- [Instructions for the task]
Every line containing the word "this" needs to be found and copied.

○ ○ ○ ○ ○

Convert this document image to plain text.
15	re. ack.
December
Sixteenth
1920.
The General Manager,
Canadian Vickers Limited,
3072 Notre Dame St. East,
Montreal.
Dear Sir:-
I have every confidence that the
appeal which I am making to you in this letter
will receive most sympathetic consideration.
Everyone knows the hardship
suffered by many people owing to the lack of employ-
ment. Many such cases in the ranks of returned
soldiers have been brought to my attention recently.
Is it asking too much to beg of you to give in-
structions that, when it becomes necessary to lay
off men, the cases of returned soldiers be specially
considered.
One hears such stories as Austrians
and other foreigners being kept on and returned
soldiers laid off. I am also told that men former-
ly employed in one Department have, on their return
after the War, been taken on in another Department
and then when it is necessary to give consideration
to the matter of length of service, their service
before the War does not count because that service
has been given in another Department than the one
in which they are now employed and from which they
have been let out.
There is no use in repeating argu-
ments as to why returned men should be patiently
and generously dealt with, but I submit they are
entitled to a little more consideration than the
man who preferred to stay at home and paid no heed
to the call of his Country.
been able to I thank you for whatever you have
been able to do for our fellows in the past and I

○ ○ ○ ○ ○

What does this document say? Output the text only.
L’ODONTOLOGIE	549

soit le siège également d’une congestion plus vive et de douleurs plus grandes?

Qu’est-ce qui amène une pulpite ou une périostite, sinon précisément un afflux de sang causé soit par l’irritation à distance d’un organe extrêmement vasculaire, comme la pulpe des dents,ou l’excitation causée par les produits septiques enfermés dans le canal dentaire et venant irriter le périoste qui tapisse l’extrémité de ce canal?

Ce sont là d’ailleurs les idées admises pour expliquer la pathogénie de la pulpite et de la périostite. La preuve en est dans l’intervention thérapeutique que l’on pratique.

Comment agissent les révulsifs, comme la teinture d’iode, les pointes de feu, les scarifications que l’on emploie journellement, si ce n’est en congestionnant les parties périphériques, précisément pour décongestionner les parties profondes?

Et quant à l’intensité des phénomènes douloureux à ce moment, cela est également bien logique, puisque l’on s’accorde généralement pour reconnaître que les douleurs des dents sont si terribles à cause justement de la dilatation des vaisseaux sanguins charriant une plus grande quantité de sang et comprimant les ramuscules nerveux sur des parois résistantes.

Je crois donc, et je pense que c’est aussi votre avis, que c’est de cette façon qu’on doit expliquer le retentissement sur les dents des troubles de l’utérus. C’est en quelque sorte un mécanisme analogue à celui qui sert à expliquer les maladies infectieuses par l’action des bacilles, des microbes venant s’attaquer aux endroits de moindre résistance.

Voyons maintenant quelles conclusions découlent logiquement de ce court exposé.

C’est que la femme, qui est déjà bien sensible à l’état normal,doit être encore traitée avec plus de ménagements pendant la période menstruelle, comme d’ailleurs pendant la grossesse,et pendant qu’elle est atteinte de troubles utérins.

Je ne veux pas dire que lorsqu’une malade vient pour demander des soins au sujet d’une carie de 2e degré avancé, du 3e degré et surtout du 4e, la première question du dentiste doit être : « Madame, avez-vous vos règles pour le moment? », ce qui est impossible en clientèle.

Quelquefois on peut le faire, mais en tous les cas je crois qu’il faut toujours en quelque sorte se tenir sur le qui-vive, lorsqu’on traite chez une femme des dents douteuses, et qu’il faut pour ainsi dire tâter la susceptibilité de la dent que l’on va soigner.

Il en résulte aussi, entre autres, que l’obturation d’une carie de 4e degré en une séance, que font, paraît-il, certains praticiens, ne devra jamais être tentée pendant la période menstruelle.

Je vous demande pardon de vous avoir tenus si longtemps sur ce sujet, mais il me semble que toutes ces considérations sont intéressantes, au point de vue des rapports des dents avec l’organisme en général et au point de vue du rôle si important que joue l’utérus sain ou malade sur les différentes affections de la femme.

○ ○ ○ ○ ○

- [Response]
Convert this document image to plain text.
appeal which I am making to you in this letter
What does this document say? Output the text only.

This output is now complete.